• **Stated goal**
Starting at the line with "Give me a plain-text", copy each line through the last one below exactly as written, without any pictures.

• **Material**
********

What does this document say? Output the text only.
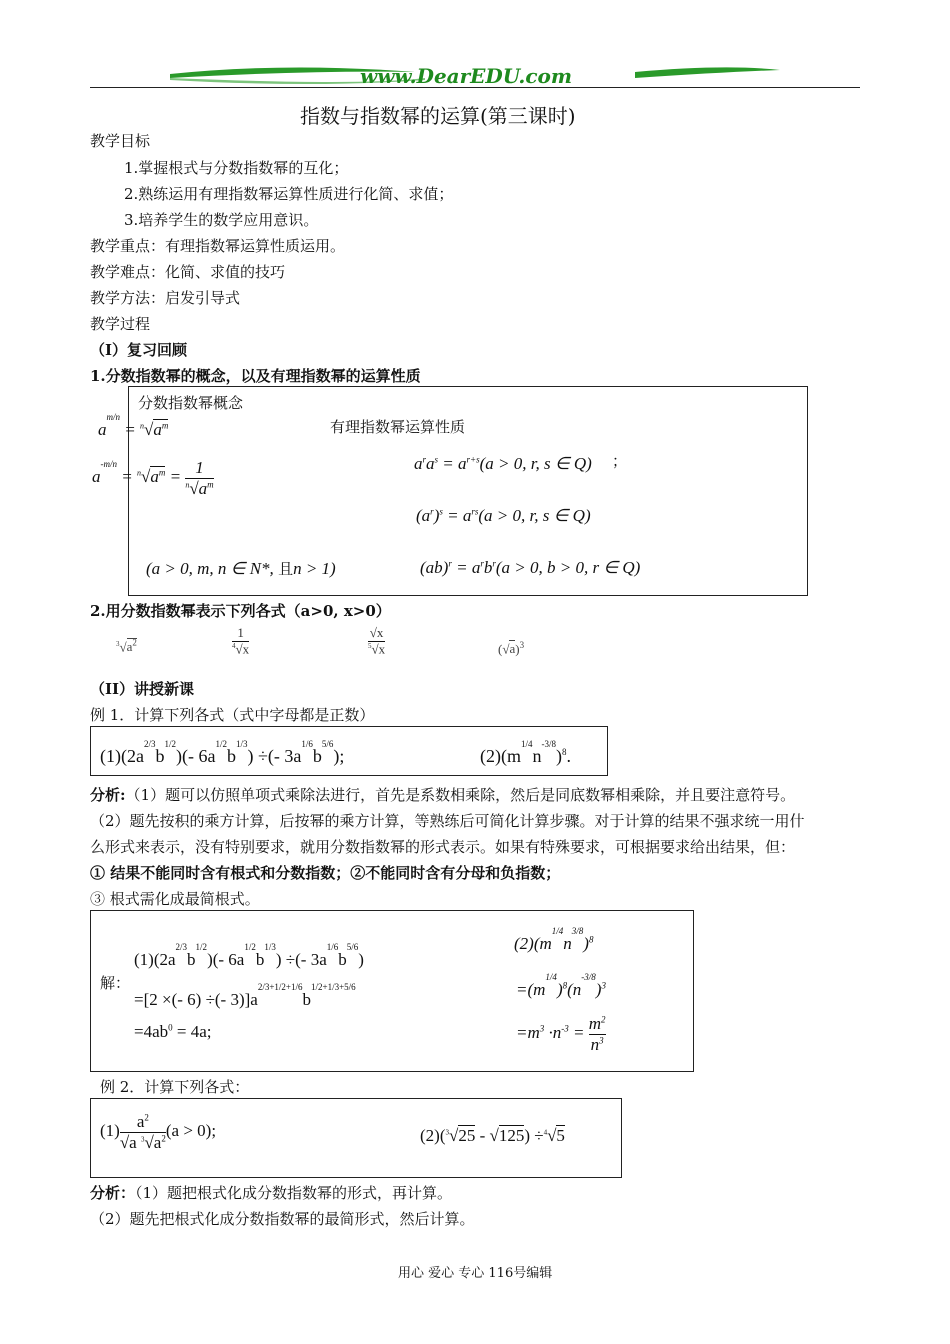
www.DearEDU.com
指数与指数幂的运算(第三课时)
教学目标
1.掌握根式与分数指数幂的互化；
2.熟练运用有理指数幂运算性质进行化简、求值；
3.培养学生的数学应用意识。
教学重点：有理指数幂运算性质运用。
教学难点：化简、求值的技巧
教学方法：启发引导式
教学过程
（I）复习回顾
1.分数指数幂的概念，以及有理指数幂的运算性质
分数指数幂概念
有理指数幂运算性质
$a^{m/n} = ^n√a^m$
$a^{-m/n} = ^n√a^m = \frac{1}{^n√a^m}$	$a^ra^s = a^{r+s}(a > 0$, r, s ∈ Q) ；
$(a^r)^s = a^{rs}(a > 0$, r, s ∈ Q)
(a > 0, m, n ∈ N*, 且n > 1)	$(ab)^r = a^rb^r(a > 0$, b > 0, r ∈ Q)
2.用分数指数幂表示下列各式（a>0, x>0）
$^3√a^2$	$\frac{1}{^4√x}$	$\frac{√x}{^5√x}$	$(√a)^3$
（II）讲授新课
例 1．计算下列各式（式中字母都是正数）
$(1)(2a^{2/3}b^{1/2})(-$ $6a^{1/2}b^{1/3}$) ÷(- $3a^{1/6}b^{5/6}$);	$(2)(m^{1/4}n^{-3/8})^8$.
分析:（1）题可以仿照单项式乘除法进行，首先是系数相乘除，然后是同底数幂相乘除，并且要注意符号。
（2）题先按积的乘方计算，后按幂的乘方计算，等熟练后可简化计算步骤。对于计算的结果不强求统一用什
么形式来表示，没有特别要求，就用分数指数幂的形式表示。如果有特殊要求，可根据要求给出结果，但：
① 结果不能同时含有根式和分数指数；②不能同时含有分母和负指数；
③ 根式需化成最简根式。
解：
$(1)(2a^{2/3}b^{1/2})(-$ $6a^{1/2}b^{1/3}$) ÷(- $3a^{1/6}b^{5/6}$)
=[2 ×(- 6) ÷(- $3)]a^{2/3+1/2+1/6}b^{1/2+1/3+5/6}$
$=4ab^0 = 4a$;
$(2)(m^{1/4}n^{3/8})^8$
$=(m^{1/4})^8(n^{-3/8})^3$
$=m^3 \cdot n^{-3} = \frac{m^2}{n^3}$
例 2．计算下列各式：
$(1) \frac{a^2}{√a ^3√a^2} (a > 0)$;	(2)($^3$√25 - √125) ÷$^4$√5
分析：（1）题把根式化成分数指数幂的形式，再计算。
（2）题先把根式化成分数指数幂的最简形式，然后计算。
用心 爱心 专心 116号编辑
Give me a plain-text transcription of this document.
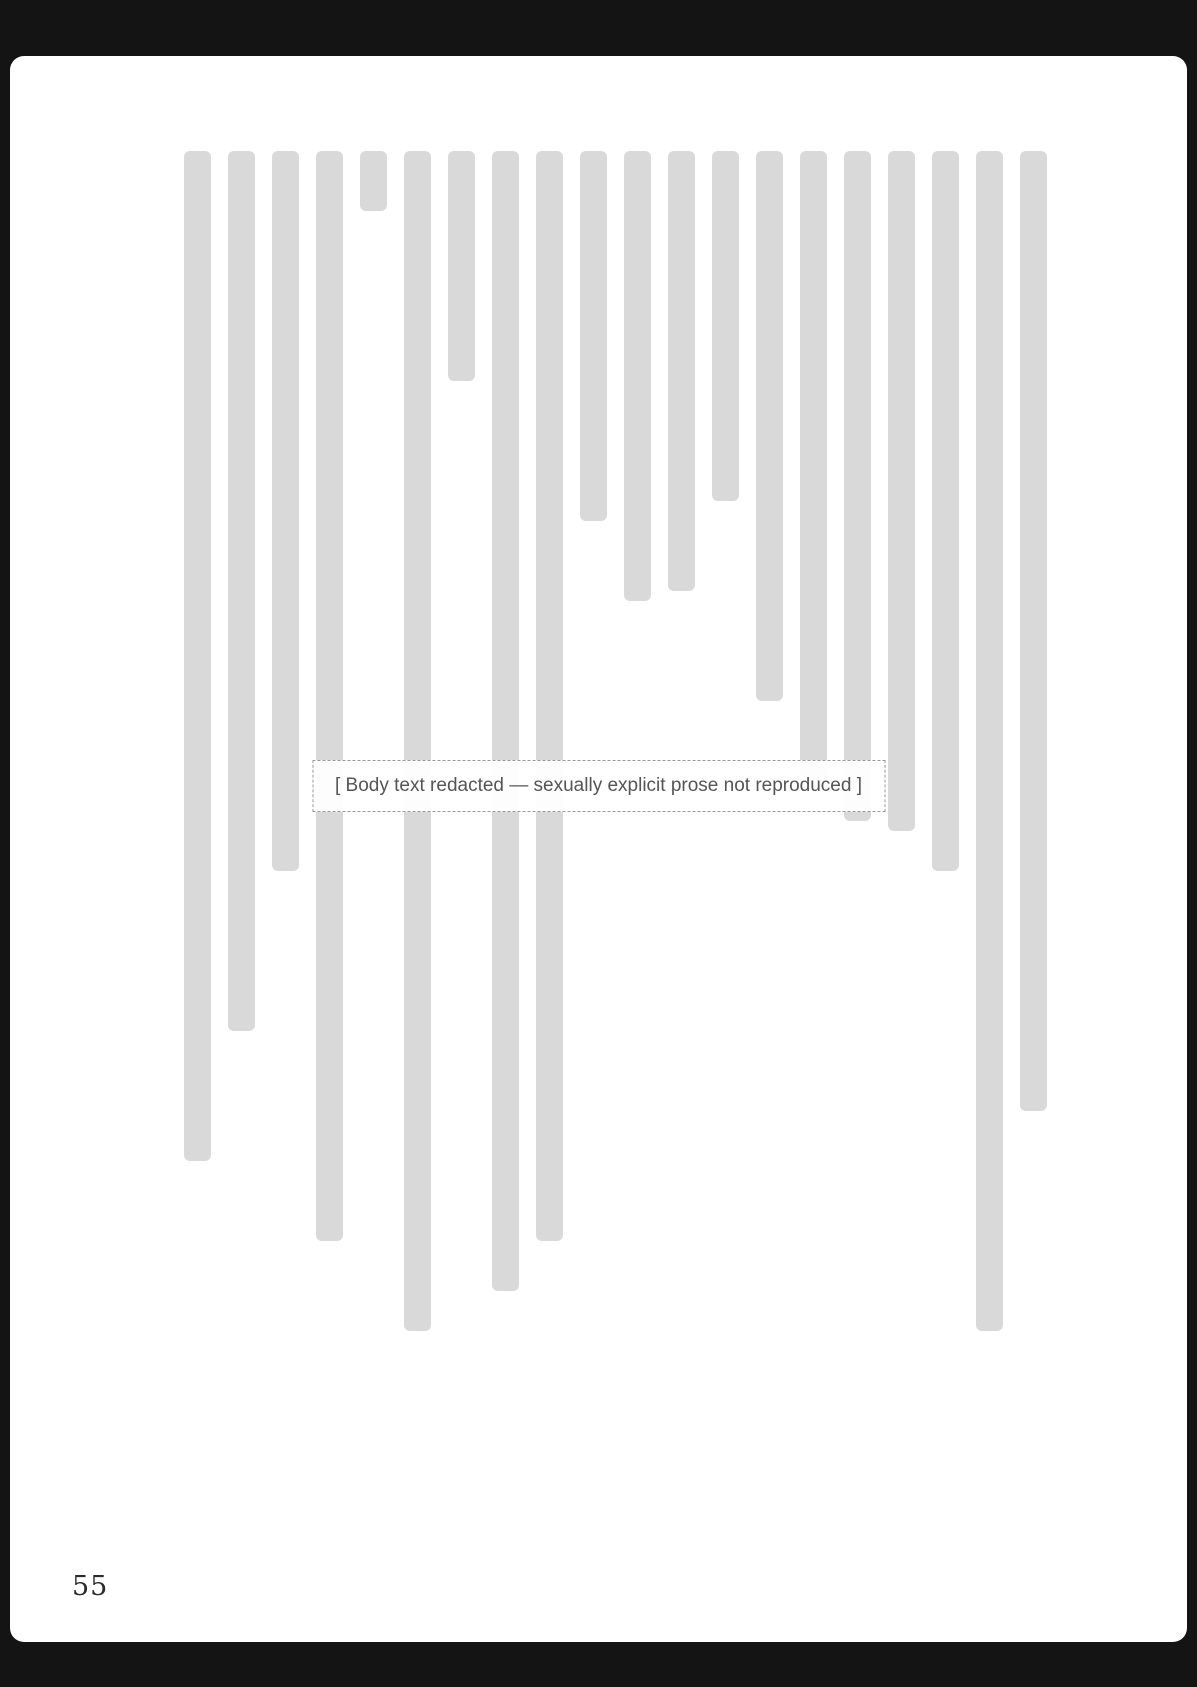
[ Body text redacted — sexually explicit prose not reproduced ]
55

********

• **Result for this task**
Give me a plain-text transcription of this document.
[ Body text redacted — sexually explicit prose not reproduced ]
55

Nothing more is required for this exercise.